**RECORDED DATA**:
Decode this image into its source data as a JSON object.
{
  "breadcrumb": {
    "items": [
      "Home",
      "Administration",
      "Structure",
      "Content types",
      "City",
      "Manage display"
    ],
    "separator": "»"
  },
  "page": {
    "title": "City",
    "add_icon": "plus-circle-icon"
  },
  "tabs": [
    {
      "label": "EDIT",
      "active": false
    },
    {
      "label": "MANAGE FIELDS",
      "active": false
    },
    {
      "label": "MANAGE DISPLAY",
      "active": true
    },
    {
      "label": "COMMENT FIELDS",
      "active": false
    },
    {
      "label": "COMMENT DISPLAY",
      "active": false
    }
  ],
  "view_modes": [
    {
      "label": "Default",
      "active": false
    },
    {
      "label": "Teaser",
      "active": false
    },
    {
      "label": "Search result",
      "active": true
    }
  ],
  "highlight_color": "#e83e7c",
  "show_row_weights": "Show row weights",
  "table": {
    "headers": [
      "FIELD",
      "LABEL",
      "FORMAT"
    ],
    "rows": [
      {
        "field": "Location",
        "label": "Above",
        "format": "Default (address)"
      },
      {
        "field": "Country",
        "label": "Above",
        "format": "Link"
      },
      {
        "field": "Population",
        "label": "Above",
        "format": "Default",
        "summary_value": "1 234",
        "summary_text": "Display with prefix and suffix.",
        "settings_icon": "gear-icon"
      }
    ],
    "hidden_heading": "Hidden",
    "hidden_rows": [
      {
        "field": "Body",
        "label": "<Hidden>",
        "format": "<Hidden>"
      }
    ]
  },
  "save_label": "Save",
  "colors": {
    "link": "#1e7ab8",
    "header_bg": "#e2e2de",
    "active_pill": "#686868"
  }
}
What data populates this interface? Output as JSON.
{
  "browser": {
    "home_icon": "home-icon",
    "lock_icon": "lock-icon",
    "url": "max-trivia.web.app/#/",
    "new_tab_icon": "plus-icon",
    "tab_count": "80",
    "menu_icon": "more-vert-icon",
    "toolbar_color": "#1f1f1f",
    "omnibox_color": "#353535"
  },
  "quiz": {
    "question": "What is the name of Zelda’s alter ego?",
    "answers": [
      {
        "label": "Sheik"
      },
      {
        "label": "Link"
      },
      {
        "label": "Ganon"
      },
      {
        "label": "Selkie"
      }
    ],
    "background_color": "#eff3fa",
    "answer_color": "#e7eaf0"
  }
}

**EXERCISE OBJECTIVE**:
Transcribe all of the entries without altering anything.

**IN RESPONSE**:
Decode this image into its source data as a JSON object.
{
  "breadcrumb": {
    "items": [
      "Home",
      "Administration",
      "Structure",
      "Content types",
      "City",
      "Manage display"
    ],
    "separator": "»"
  },
  "page": {
    "title": "City",
    "add_icon": "plus-circle-icon"
  },
  "tabs": [
    {
      "label": "EDIT",
      "active": false
    },
    {
      "label": "MANAGE FIELDS",
      "active": false
    },
    {
      "label": "MANAGE DISPLAY",
      "active": true
    },
    {
      "label": "COMMENT FIELDS",
      "active": false
    },
    {
      "label": "COMMENT DISPLAY",
      "active": false
    }
  ],
  "view_modes": [
    {
      "label": "Default",
      "active": false
    },
    {
      "label": "Teaser",
      "active": false
    },
    {
      "label": "Search result",
      "active": true
    }
  ],
  "highlight_color": "#e83e7c",
  "show_row_weights": "Show row weights",
  "table": {
    "headers": [
      "FIELD",
      "LABEL",
      "FORMAT"
    ],
    "rows": [
      {
        "field": "Location",
        "label": "Above",
        "format": "Default (address)"
      },
      {
        "field": "Country",
        "label": "Above",
        "format": "Link"
      },
      {
        "field": "Population",
        "label": "Above",
        "format": "Default",
        "summary_value": "1 234",
        "summary_text": "Display with prefix and suffix.",
        "settings_icon": "gear-icon"
      }
    ],
    "hidden_heading": "Hidden",
    "hidden_rows": [
      {
        "field": "Body",
        "label": "<Hidden>",
        "format": "<Hidden>"
      }
    ]
  },
  "save_label": "Save",
  "colors": {
    "link": "#1e7ab8",
    "header_bg": "#e2e2de",
    "active_pill": "#686868"
  }
}
What data populates this interface? Output as JSON.
{
  "browser": {
    "home_icon": "home-icon",
    "lock_icon": "lock-icon",
    "url": "max-trivia.web.app/#/",
    "new_tab_icon": "plus-icon",
    "tab_count": "80",
    "menu_icon": "more-vert-icon",
    "toolbar_color": "#1f1f1f",
    "omnibox_color": "#353535"
  },
  "quiz": {
    "question": "What is the name of Zelda’s alter ego?",
    "answers": [
      {
        "label": "Sheik"
      },
      {
        "label": "Link"
      },
      {
        "label": "Ganon"
      },
      {
        "label": "Selkie"
      }
    ],
    "background_color": "#eff3fa",
    "answer_color": "#e7eaf0"
  }
}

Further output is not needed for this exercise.